──────── Listed records ────────

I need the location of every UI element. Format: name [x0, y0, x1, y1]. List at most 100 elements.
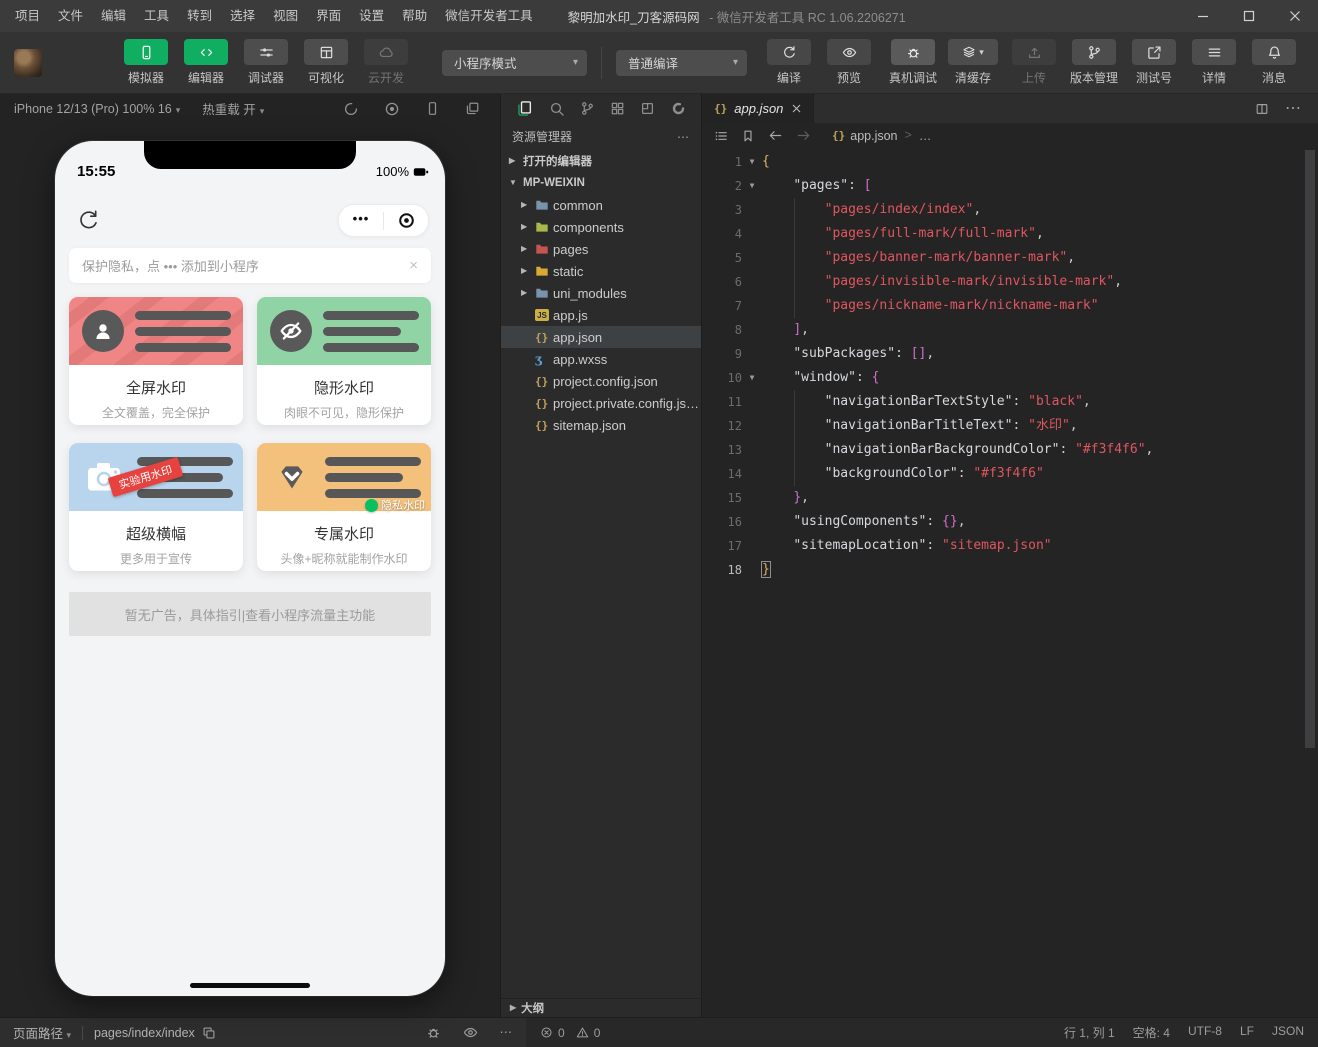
close-button[interactable]	[1272, 0, 1318, 32]
tree-item-app.wxss[interactable]: ʒ app.wxss	[501, 348, 701, 370]
donut-icon[interactable]	[671, 101, 686, 116]
fold-chevron-icon[interactable]: ▼	[742, 150, 762, 174]
forward-icon[interactable]	[796, 128, 811, 143]
compile-button[interactable]: 编译	[763, 39, 815, 86]
breadcrumb-file[interactable]: {} app.json	[832, 129, 898, 143]
minimize-button[interactable]	[1180, 0, 1226, 32]
tree-item-static[interactable]: ▶ static	[501, 260, 701, 282]
tree-item-MP-WEIXIN[interactable]: ▼ MP-WEIXIN	[501, 172, 701, 194]
device-select[interactable]: iPhone 12/13 (Pro) 100% 16 ▾	[14, 102, 180, 116]
editor-toggle-button[interactable]: 编辑器	[180, 39, 232, 86]
tree-item-project.config.json[interactable]: {} project.config.json	[501, 370, 701, 392]
fold-gutter	[742, 294, 762, 318]
preview-button[interactable]: 预览	[823, 39, 875, 86]
breadcrumb-more[interactable]: …	[919, 129, 932, 143]
statusbar-item-0[interactable]: 行 1, 列 1	[1064, 1024, 1115, 1041]
close-icon[interactable]: ×	[409, 258, 418, 273]
split-editor-icon[interactable]	[1255, 102, 1269, 116]
page-reload-icon[interactable]	[77, 209, 100, 232]
debugger-toggle-button[interactable]: 调试器	[240, 39, 292, 86]
menu-item-8[interactable]: 设置	[350, 0, 393, 32]
statusbar-item-3[interactable]: LF	[1240, 1024, 1254, 1041]
fold-chevron-icon[interactable]: ▼	[742, 366, 762, 390]
npm-box-icon[interactable]	[640, 101, 655, 116]
device-debug-button[interactable]: 真机调试	[887, 39, 939, 86]
menu-item-1[interactable]: 文件	[49, 0, 92, 32]
visualizer-toggle-button[interactable]: 可视化	[300, 39, 352, 86]
placeholder-bars	[323, 310, 419, 352]
exit-target-icon[interactable]	[384, 211, 428, 230]
code-line-text: "window": {	[793, 370, 880, 385]
tree-item-pages[interactable]: ▶ pages	[501, 238, 701, 260]
hot-reload-toggle[interactable]: 热重载 开 ▾	[202, 99, 264, 118]
outline-list-icon[interactable]	[714, 129, 728, 143]
tab-app-json[interactable]: {} app.json	[702, 94, 815, 123]
eye-icon[interactable]	[463, 1025, 478, 1040]
menu-item-0[interactable]: 项目	[6, 0, 49, 32]
maximize-button[interactable]	[1226, 0, 1272, 32]
divider	[82, 1025, 84, 1040]
fold-chevron-icon[interactable]: ▼	[742, 174, 762, 198]
statusbar-item-2[interactable]: UTF-8	[1188, 1024, 1222, 1041]
more-actions-icon[interactable]: ⋯	[1285, 100, 1302, 117]
tree-item-label: 打开的编辑器	[523, 156, 592, 168]
simulator-toggle-button[interactable]: 模拟器	[120, 39, 172, 86]
tree-item-common[interactable]: ▶ common	[501, 194, 701, 216]
tree-item-[interactable]: ▶ 打开的编辑器	[501, 150, 701, 172]
more-actions-icon[interactable]: ⋯	[677, 131, 690, 143]
page-path-select[interactable]: 页面路径 ▾	[13, 1023, 71, 1042]
details-button[interactable]: 详情	[1188, 39, 1240, 86]
code-line: 11 "navigationBarTextStyle": "black",	[702, 390, 1318, 414]
version-manage-button[interactable]: 版本管理	[1068, 39, 1120, 86]
menu-dots-icon[interactable]: •••	[339, 212, 383, 229]
user-avatar[interactable]	[14, 48, 42, 77]
error-icon	[540, 1026, 553, 1039]
feature-card-1[interactable]: 隐形水印 肉眼不可见，隐形保护	[257, 297, 431, 425]
extensions-icon[interactable]	[610, 101, 625, 116]
feature-card-2[interactable]: 实验用水印 超级横幅 更多用于宣传	[69, 443, 243, 571]
menu-item-5[interactable]: 选择	[221, 0, 264, 32]
files-icon[interactable]	[516, 100, 533, 117]
menu-item-9[interactable]: 帮助	[393, 0, 436, 32]
search-icon[interactable]	[549, 101, 565, 117]
tree-item-uni_modules[interactable]: ▶ uni_modules	[501, 282, 701, 304]
tree-item-app.js[interactable]: JS app.js	[501, 304, 701, 326]
tree-item-sitemap.json[interactable]: {} sitemap.json	[501, 414, 701, 436]
close-icon[interactable]	[790, 102, 803, 115]
record-icon[interactable]	[384, 101, 400, 117]
copy-icon[interactable]	[202, 1026, 216, 1040]
menu-item-4[interactable]: 转到	[178, 0, 221, 32]
device-frame-icon[interactable]	[425, 101, 440, 116]
messages-button[interactable]: 消息	[1248, 39, 1300, 86]
bookmark-icon[interactable]	[741, 129, 755, 143]
menu-item-10[interactable]: 微信开发者工具	[436, 0, 542, 32]
detach-window-icon[interactable]	[465, 101, 480, 116]
git-branch-icon[interactable]	[580, 101, 595, 116]
tree-item-components[interactable]: ▶ components	[501, 216, 701, 238]
statusbar-item-4[interactable]: JSON	[1272, 1024, 1304, 1041]
chevron-right-icon: ▶	[521, 200, 528, 209]
network-status-icon[interactable]	[343, 101, 359, 117]
clear-cache-button[interactable]: ▾ 清缓存	[947, 39, 999, 86]
feature-card-0[interactable]: 全屏水印 全文覆盖，完全保护	[69, 297, 243, 425]
fold-gutter	[742, 438, 762, 462]
tree-item-app.json[interactable]: {} app.json	[501, 326, 701, 348]
back-icon[interactable]	[768, 128, 783, 143]
page-path-value: pages/index/index	[94, 1025, 195, 1040]
menu-item-3[interactable]: 工具	[135, 0, 178, 32]
menu-item-2[interactable]: 编辑	[92, 0, 135, 32]
more-actions-icon[interactable]: ⋯	[500, 1026, 514, 1039]
outline-section[interactable]: ▶ 大纲	[501, 998, 701, 1017]
compile-mode-select[interactable]: 普通编译 ▾	[616, 49, 747, 76]
code-editor[interactable]: 1 ▼{2 ▼ "pages": [3 "pages/index/index", 4 …	[702, 148, 1318, 1017]
editor-scrollbar[interactable]	[1305, 150, 1315, 748]
vconsole-icon[interactable]	[426, 1025, 441, 1040]
statusbar-item-1[interactable]: 空格: 4	[1133, 1024, 1170, 1041]
feature-card-3[interactable]: 隐私水印 专属水印 头像+昵称就能制作水印	[257, 443, 431, 571]
menu-item-6[interactable]: 视图	[264, 0, 307, 32]
test-account-button[interactable]: 测试号	[1128, 39, 1180, 86]
mode-select[interactable]: 小程序模式 ▾	[442, 49, 587, 76]
menu-item-7[interactable]: 界面	[307, 0, 350, 32]
tree-item-project.private.config.js[interactable]: {} project.private.config.js…	[501, 392, 701, 414]
problems-indicator[interactable]: 0 0	[540, 1026, 606, 1040]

────────

Rewrite the lines beginning with the one that contains "0, 1318, 32]" and continuing through the one that contains "device-select[interactable]: iPhone 12/13", putting "clickable" wherever "interactable" appears and changing nothing else.

close-button[clickable]	[1272, 0, 1318, 32]
tree-item-app.wxss[clickable]: ʒ app.wxss	[501, 348, 701, 370]
donut-icon[clickable]	[671, 101, 686, 116]
fold-chevron-icon[clickable]: ▼	[742, 150, 762, 174]
forward-icon[clickable]	[796, 128, 811, 143]
compile-button[clickable]: 编译	[763, 39, 815, 86]
breadcrumb-file[clickable]: {} app.json	[832, 129, 898, 143]
minimize-button[clickable]	[1180, 0, 1226, 32]
tree-item-static[clickable]: ▶ static	[501, 260, 701, 282]
tree-item-MP-WEIXIN[clickable]: ▼ MP-WEIXIN	[501, 172, 701, 194]
device-select[clickable]: iPhone 12/13 (Pro) 100% 16 ▾	[14, 102, 180, 116]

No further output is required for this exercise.